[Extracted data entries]

▬▬▬

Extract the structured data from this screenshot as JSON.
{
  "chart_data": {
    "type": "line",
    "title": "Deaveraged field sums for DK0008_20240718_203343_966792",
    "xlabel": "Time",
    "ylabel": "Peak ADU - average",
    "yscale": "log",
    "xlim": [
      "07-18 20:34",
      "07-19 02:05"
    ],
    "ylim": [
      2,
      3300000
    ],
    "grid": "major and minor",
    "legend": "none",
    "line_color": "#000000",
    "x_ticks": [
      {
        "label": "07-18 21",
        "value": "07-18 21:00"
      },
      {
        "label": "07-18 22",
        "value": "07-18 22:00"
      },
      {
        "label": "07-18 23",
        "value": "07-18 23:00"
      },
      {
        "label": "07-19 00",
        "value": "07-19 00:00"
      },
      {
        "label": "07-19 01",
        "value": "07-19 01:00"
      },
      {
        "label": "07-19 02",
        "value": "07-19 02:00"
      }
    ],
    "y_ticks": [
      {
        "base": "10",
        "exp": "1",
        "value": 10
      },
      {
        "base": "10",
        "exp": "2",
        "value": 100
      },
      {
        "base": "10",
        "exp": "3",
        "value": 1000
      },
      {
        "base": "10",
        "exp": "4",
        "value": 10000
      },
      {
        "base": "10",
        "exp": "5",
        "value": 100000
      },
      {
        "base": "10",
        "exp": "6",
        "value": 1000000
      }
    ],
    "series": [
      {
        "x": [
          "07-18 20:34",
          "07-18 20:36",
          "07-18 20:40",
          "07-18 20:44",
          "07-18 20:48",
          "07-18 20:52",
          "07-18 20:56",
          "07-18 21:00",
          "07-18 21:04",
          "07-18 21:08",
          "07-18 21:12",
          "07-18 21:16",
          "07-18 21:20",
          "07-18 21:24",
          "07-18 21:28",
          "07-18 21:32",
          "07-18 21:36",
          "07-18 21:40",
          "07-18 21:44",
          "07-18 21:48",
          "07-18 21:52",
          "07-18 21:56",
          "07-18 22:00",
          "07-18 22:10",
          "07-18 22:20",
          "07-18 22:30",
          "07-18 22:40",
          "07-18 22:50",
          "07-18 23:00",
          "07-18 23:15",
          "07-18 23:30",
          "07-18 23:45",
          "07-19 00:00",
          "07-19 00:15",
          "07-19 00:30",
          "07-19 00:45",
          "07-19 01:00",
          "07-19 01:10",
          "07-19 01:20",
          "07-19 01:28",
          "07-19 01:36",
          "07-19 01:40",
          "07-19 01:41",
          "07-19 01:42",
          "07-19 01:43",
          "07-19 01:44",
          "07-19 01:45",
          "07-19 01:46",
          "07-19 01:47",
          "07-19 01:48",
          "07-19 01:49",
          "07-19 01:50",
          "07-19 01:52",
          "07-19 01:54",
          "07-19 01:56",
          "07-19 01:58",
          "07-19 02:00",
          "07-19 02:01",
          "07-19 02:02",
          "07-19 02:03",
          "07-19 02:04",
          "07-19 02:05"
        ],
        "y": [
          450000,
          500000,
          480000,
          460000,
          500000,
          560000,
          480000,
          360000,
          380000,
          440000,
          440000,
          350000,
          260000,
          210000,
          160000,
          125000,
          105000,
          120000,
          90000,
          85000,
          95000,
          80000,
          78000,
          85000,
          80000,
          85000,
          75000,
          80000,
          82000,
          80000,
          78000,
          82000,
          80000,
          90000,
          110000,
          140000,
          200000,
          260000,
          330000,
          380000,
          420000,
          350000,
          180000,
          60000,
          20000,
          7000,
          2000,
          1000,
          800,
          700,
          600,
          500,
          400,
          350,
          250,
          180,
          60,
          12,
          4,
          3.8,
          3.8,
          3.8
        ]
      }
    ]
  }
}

▬▬▬

TASK: Recopy the entries above in their entirety, exactly.

REPLY TO THE TASK:
Extract the structured data from this screenshot as JSON.
{
  "chart_data": {
    "type": "line",
    "title": "Deaveraged field sums for DK0008_20240718_203343_966792",
    "xlabel": "Time",
    "ylabel": "Peak ADU - average",
    "yscale": "log",
    "xlim": [
      "07-18 20:34",
      "07-19 02:05"
    ],
    "ylim": [
      2,
      3300000
    ],
    "grid": "major and minor",
    "legend": "none",
    "line_color": "#000000",
    "x_ticks": [
      {
        "label": "07-18 21",
        "value": "07-18 21:00"
      },
      {
        "label": "07-18 22",
        "value": "07-18 22:00"
      },
      {
        "label": "07-18 23",
        "value": "07-18 23:00"
      },
      {
        "label": "07-19 00",
        "value": "07-19 00:00"
      },
      {
        "label": "07-19 01",
        "value": "07-19 01:00"
      },
      {
        "label": "07-19 02",
        "value": "07-19 02:00"
      }
    ],
    "y_ticks": [
      {
        "base": "10",
        "exp": "1",
        "value": 10
      },
      {
        "base": "10",
        "exp": "2",
        "value": 100
      },
      {
        "base": "10",
        "exp": "3",
        "value": 1000
      },
      {
        "base": "10",
        "exp": "4",
        "value": 10000
      },
      {
        "base": "10",
        "exp": "5",
        "value": 100000
      },
      {
        "base": "10",
        "exp": "6",
        "value": 1000000
      }
    ],
    "series": [
      {
        "x": [
          "07-18 20:34",
          "07-18 20:36",
          "07-18 20:40",
          "07-18 20:44",
          "07-18 20:48",
          "07-18 20:52",
          "07-18 20:56",
          "07-18 21:00",
          "07-18 21:04",
          "07-18 21:08",
          "07-18 21:12",
          "07-18 21:16",
          "07-18 21:20",
          "07-18 21:24",
          "07-18 21:28",
          "07-18 21:32",
          "07-18 21:36",
          "07-18 21:40",
          "07-18 21:44",
          "07-18 21:48",
          "07-18 21:52",
          "07-18 21:56",
          "07-18 22:00",
          "07-18 22:10",
          "07-18 22:20",
          "07-18 22:30",
          "07-18 22:40",
          "07-18 22:50",
          "07-18 23:00",
          "07-18 23:15",
          "07-18 23:30",
          "07-18 23:45",
          "07-19 00:00",
          "07-19 00:15",
          "07-19 00:30",
          "07-19 00:45",
          "07-19 01:00",
          "07-19 01:10",
          "07-19 01:20",
          "07-19 01:28",
          "07-19 01:36",
          "07-19 01:40",
          "07-19 01:41",
          "07-19 01:42",
          "07-19 01:43",
          "07-19 01:44",
          "07-19 01:45",
          "07-19 01:46",
          "07-19 01:47",
          "07-19 01:48",
          "07-19 01:49",
          "07-19 01:50",
          "07-19 01:52",
          "07-19 01:54",
          "07-19 01:56",
          "07-19 01:58",
          "07-19 02:00",
          "07-19 02:01",
          "07-19 02:02",
          "07-19 02:03",
          "07-19 02:04",
          "07-19 02:05"
        ],
        "y": [
          450000,
          500000,
          480000,
          460000,
          500000,
          560000,
          480000,
          360000,
          380000,
          440000,
          440000,
          350000,
          260000,
          210000,
          160000,
          125000,
          105000,
          120000,
          90000,
          85000,
          95000,
          80000,
          78000,
          85000,
          80000,
          85000,
          75000,
          80000,
          82000,
          80000,
          78000,
          82000,
          80000,
          90000,
          110000,
          140000,
          200000,
          260000,
          330000,
          380000,
          420000,
          350000,
          180000,
          60000,
          20000,
          7000,
          2000,
          1000,
          800,
          700,
          600,
          500,
          400,
          350,
          250,
          180,
          60,
          12,
          4,
          3.8,
          3.8,
          3.8
        ]
      }
    ]
  }
}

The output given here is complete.